**Dataset records**
------------------------------------
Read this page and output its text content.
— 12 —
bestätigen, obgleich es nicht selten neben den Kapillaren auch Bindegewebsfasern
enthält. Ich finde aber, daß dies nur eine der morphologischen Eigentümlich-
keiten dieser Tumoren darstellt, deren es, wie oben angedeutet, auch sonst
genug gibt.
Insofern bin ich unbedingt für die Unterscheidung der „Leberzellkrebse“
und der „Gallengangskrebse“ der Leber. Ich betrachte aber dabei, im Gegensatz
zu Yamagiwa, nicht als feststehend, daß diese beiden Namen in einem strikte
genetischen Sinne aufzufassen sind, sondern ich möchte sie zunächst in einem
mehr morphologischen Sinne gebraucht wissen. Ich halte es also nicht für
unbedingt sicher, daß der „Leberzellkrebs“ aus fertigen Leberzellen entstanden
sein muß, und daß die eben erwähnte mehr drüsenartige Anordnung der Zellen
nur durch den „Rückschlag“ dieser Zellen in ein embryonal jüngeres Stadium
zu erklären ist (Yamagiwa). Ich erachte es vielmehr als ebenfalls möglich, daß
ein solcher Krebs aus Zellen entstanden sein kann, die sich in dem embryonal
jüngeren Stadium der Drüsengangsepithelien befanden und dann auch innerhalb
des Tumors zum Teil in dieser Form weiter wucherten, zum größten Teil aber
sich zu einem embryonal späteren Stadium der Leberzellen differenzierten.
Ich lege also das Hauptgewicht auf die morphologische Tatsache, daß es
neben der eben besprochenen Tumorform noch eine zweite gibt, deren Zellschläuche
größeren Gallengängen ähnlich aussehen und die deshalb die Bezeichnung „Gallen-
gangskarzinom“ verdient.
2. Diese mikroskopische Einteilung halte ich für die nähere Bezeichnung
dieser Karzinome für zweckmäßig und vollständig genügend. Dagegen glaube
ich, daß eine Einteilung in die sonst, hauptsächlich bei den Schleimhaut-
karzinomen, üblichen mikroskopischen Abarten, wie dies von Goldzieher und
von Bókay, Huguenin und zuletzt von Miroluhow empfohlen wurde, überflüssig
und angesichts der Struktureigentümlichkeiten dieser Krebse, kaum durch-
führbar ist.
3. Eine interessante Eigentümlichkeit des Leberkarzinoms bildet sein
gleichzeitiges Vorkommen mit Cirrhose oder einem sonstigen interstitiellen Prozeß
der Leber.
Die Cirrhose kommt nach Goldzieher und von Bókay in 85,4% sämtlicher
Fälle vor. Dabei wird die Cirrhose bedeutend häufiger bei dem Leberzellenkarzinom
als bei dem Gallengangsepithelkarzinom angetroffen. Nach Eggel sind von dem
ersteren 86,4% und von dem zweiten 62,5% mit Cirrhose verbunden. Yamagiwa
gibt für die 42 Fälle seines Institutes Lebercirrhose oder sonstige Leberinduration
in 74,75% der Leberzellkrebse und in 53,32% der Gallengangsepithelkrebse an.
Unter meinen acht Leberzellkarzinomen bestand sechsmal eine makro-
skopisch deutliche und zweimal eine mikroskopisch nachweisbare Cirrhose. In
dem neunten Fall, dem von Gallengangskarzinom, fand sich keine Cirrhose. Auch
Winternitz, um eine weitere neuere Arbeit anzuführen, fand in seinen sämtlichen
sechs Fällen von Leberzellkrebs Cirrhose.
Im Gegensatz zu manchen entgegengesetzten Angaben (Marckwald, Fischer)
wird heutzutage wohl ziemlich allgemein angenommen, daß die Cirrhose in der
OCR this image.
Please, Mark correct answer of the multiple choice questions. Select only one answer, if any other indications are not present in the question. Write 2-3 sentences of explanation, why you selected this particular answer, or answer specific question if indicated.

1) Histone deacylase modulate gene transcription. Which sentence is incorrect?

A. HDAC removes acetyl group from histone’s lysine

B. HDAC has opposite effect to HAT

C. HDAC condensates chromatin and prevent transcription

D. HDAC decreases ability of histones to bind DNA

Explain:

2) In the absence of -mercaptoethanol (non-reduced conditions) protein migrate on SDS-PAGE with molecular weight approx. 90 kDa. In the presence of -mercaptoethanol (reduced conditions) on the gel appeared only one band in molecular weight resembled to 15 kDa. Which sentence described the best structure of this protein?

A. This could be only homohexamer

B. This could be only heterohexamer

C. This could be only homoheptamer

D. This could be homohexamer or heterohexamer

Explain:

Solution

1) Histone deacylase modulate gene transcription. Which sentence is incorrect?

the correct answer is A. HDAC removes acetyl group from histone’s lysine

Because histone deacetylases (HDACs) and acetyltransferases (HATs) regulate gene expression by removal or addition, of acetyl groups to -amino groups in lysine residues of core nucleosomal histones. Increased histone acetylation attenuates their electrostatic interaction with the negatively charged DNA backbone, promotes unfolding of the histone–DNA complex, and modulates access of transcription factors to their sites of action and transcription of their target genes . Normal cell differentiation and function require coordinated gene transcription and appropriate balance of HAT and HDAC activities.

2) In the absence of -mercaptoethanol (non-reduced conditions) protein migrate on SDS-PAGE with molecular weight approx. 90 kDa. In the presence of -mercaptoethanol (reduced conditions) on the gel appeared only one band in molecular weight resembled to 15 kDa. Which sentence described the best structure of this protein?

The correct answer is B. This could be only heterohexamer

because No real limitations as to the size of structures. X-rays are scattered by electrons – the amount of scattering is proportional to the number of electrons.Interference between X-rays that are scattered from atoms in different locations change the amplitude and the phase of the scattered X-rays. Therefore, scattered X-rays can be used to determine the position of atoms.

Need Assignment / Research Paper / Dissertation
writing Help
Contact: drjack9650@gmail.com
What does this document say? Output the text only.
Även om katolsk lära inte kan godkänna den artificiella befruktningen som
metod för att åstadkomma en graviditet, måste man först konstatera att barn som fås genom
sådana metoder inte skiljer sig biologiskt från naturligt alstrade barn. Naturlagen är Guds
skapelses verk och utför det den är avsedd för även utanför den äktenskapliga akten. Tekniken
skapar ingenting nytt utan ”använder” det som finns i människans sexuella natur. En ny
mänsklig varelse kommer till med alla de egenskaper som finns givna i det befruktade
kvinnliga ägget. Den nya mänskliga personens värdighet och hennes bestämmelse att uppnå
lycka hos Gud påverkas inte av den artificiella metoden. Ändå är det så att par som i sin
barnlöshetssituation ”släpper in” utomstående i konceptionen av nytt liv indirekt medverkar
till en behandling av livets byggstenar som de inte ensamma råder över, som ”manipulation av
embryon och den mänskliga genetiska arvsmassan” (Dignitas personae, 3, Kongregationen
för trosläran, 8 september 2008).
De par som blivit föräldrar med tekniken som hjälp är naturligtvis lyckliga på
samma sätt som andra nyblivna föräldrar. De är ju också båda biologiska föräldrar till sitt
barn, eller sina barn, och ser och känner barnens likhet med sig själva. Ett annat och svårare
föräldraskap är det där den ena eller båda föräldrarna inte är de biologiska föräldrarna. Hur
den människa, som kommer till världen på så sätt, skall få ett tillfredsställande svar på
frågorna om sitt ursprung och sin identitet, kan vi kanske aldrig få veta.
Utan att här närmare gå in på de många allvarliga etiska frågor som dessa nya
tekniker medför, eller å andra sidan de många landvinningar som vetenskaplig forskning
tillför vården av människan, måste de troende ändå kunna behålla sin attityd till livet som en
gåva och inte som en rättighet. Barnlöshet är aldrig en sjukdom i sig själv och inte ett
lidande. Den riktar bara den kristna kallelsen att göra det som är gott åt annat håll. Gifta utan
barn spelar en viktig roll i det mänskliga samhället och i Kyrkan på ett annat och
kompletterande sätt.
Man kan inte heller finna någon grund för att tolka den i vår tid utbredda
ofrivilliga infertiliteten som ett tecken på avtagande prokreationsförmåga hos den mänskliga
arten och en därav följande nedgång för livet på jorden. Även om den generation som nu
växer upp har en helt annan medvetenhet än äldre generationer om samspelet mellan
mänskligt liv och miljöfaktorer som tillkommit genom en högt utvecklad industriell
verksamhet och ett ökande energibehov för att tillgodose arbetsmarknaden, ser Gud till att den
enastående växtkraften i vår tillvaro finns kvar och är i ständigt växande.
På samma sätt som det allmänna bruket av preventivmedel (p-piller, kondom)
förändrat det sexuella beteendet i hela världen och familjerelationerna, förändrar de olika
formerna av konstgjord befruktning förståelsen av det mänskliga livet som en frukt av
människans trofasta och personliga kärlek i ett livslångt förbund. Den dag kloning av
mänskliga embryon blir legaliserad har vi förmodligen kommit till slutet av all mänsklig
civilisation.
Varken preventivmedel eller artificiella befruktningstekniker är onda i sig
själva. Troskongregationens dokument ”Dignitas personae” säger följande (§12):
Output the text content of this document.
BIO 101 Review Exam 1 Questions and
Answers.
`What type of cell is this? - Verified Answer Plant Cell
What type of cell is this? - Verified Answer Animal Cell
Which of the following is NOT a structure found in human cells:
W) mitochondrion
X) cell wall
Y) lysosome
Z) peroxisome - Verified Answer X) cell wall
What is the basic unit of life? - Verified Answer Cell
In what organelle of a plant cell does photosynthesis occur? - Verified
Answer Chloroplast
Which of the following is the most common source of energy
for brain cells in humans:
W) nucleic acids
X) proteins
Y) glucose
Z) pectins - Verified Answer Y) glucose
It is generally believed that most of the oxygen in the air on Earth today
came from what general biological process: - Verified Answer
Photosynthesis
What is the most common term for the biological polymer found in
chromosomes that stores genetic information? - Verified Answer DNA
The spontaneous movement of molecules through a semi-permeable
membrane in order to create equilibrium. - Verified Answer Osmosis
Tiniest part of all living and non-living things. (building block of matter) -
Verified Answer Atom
------------------------------------
**Work instructions**
Every line in the data that holds the string "Bezeichnung" should be copied.

**Solution to this task**
größeren Gallengängen ähnlich aussehen und die deshalb die Bezeichnung „Gallen-
2. Diese mikroskopische Einteilung halte ich für die nähere Bezeichnung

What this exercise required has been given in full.